■ **WRITTEN EXERCISE**: For this exercise, copy out each line of the material below that includes "Deficit".

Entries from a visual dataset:
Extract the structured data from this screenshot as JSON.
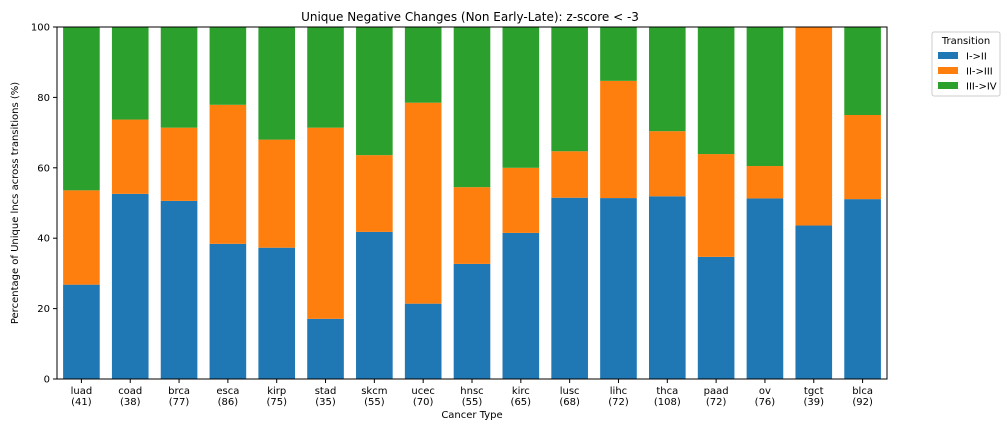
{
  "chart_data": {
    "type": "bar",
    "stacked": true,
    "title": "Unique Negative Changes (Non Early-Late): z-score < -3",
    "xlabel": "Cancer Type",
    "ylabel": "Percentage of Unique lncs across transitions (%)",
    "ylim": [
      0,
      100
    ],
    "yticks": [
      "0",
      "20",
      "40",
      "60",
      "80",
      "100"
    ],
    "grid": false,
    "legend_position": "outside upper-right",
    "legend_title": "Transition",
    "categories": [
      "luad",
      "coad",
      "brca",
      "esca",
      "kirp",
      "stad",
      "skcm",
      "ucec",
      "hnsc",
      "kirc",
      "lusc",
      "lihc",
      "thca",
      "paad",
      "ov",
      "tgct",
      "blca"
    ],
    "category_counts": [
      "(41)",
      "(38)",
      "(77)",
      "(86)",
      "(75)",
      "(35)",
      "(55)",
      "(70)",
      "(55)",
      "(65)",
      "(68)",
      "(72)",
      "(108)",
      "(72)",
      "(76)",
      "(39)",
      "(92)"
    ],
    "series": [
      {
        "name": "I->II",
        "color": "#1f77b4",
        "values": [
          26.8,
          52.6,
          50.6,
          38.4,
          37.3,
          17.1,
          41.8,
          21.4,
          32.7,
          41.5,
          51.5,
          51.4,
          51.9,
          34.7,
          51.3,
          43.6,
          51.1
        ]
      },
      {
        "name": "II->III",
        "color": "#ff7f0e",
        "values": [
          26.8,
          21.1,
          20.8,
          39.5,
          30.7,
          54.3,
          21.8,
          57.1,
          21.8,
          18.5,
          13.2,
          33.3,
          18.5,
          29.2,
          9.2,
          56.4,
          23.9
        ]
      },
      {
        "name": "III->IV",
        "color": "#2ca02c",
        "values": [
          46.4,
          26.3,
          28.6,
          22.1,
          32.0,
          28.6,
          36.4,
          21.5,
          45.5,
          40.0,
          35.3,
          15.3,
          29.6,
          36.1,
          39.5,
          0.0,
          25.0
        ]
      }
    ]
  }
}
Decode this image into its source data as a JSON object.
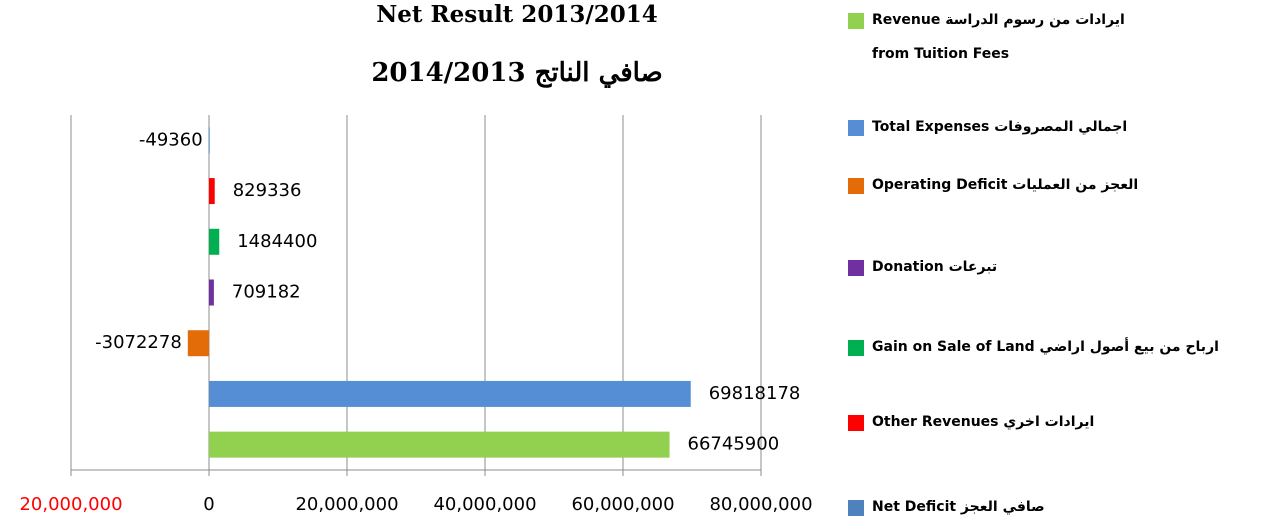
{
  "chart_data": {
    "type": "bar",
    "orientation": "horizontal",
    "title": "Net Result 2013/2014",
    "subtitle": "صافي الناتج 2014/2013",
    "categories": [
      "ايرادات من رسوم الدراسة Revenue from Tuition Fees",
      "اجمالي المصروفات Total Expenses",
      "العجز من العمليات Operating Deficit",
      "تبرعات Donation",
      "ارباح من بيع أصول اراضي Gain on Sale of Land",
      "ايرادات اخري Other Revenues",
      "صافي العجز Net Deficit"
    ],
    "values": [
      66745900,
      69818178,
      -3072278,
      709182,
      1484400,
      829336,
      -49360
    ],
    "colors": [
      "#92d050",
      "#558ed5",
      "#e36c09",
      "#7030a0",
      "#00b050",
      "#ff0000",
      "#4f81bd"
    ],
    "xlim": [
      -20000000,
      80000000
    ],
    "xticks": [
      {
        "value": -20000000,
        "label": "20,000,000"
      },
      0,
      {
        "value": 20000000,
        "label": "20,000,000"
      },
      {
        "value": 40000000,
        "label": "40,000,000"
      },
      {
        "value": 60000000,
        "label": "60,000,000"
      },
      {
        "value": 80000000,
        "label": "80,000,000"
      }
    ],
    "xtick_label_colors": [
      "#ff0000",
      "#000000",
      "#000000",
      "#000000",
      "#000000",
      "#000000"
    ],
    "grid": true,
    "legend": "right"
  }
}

--

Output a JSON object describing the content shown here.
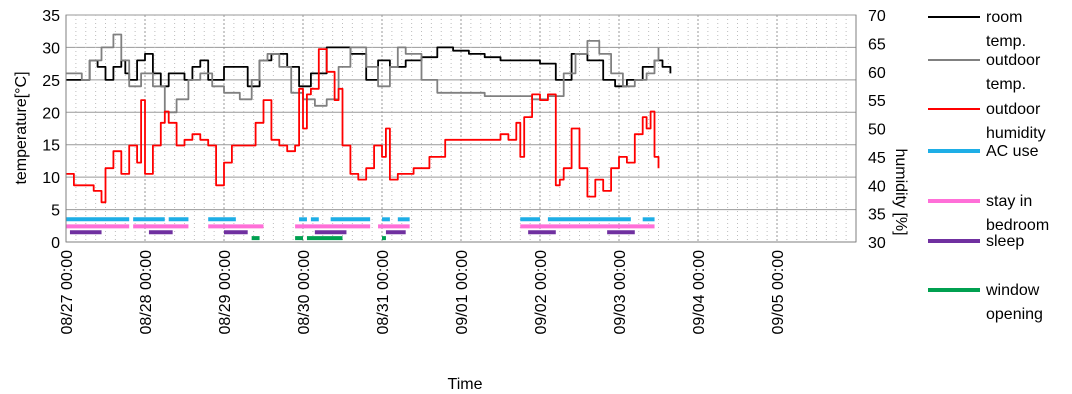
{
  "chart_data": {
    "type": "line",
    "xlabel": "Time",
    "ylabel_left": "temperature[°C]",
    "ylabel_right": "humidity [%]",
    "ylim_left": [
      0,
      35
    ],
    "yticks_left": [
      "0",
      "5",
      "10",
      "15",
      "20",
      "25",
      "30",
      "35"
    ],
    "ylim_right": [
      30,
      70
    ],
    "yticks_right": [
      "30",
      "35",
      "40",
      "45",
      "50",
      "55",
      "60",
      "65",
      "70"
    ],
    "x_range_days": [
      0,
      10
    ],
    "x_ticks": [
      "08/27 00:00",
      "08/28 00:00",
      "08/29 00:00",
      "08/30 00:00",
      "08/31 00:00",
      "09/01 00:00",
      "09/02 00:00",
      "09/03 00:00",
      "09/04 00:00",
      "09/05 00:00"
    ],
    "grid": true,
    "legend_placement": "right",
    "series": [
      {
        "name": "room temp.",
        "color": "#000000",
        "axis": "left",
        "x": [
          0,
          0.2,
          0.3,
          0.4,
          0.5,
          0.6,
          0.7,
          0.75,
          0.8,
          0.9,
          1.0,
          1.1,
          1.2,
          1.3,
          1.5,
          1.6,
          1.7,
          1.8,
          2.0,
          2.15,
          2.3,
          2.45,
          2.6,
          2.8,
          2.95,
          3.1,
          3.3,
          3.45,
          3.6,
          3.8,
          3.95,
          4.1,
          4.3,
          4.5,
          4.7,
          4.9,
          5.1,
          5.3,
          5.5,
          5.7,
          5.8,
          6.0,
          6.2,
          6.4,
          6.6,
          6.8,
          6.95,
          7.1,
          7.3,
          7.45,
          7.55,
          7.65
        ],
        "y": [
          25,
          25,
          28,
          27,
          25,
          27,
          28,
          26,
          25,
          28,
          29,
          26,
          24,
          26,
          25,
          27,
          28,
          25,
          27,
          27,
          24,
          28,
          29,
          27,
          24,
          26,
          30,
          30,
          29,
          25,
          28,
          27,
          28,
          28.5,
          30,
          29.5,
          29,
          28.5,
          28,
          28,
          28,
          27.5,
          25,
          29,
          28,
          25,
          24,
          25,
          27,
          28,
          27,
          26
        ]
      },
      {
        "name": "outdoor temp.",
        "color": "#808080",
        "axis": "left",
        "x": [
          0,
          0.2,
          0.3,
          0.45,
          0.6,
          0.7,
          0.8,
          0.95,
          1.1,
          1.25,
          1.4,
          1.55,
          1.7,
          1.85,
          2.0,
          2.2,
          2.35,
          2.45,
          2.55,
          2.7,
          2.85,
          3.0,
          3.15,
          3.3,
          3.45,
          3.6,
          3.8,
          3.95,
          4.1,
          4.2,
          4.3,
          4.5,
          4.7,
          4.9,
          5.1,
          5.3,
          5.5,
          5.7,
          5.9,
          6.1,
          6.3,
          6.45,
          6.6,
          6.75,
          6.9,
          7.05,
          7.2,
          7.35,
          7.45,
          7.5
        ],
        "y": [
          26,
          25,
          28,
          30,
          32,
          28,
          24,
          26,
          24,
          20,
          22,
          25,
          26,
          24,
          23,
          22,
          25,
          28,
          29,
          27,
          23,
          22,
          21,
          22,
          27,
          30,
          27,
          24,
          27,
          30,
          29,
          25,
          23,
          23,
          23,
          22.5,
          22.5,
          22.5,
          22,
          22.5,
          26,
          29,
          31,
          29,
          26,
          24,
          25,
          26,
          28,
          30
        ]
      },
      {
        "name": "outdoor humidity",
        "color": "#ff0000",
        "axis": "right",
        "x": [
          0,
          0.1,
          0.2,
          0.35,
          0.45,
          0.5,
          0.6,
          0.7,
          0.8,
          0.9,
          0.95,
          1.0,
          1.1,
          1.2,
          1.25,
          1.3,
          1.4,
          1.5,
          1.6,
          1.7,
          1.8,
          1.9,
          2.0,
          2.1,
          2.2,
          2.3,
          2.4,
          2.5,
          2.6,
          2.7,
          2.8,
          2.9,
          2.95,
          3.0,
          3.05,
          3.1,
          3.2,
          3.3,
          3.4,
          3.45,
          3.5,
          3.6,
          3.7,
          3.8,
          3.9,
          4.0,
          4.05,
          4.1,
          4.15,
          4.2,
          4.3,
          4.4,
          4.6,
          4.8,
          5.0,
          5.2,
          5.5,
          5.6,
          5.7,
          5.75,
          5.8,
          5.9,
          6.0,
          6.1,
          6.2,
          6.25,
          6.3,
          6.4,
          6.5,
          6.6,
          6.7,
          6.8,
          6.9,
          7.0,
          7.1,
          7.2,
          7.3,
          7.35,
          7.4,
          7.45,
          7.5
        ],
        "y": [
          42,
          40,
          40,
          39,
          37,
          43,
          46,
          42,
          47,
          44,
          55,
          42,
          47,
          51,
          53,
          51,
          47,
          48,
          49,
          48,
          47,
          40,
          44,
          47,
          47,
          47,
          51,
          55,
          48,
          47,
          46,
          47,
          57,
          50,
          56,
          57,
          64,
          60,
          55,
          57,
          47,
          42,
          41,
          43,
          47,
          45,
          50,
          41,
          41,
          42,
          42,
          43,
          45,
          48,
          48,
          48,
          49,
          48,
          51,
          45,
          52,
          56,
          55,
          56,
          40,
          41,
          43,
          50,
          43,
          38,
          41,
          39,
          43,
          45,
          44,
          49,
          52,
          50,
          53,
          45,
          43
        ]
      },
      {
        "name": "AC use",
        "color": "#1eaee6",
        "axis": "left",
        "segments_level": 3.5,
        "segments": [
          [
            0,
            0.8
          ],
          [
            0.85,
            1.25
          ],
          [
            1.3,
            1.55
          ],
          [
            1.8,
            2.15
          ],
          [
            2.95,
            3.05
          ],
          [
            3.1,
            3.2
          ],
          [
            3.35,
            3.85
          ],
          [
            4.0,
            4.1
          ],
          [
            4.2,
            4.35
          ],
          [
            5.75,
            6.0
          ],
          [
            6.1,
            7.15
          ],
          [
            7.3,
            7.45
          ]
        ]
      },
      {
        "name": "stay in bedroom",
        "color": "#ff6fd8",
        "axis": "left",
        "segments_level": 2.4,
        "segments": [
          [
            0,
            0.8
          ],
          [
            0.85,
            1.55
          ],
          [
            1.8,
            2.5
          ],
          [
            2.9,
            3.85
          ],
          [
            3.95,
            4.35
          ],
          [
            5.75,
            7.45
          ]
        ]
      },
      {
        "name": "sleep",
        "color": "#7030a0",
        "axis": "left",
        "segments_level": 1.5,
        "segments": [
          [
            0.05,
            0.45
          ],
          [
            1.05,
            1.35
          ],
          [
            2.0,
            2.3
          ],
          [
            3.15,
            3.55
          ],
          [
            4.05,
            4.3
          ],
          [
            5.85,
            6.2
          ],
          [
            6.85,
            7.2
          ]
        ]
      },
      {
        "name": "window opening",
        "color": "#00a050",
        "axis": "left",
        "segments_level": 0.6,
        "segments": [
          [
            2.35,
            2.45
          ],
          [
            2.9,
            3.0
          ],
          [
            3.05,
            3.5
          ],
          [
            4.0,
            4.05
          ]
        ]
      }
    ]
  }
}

■ **EXPECTED ANSWER**:
      "العجز من العمليات Operating Deficit",
      "صافي العجز Net Deficit"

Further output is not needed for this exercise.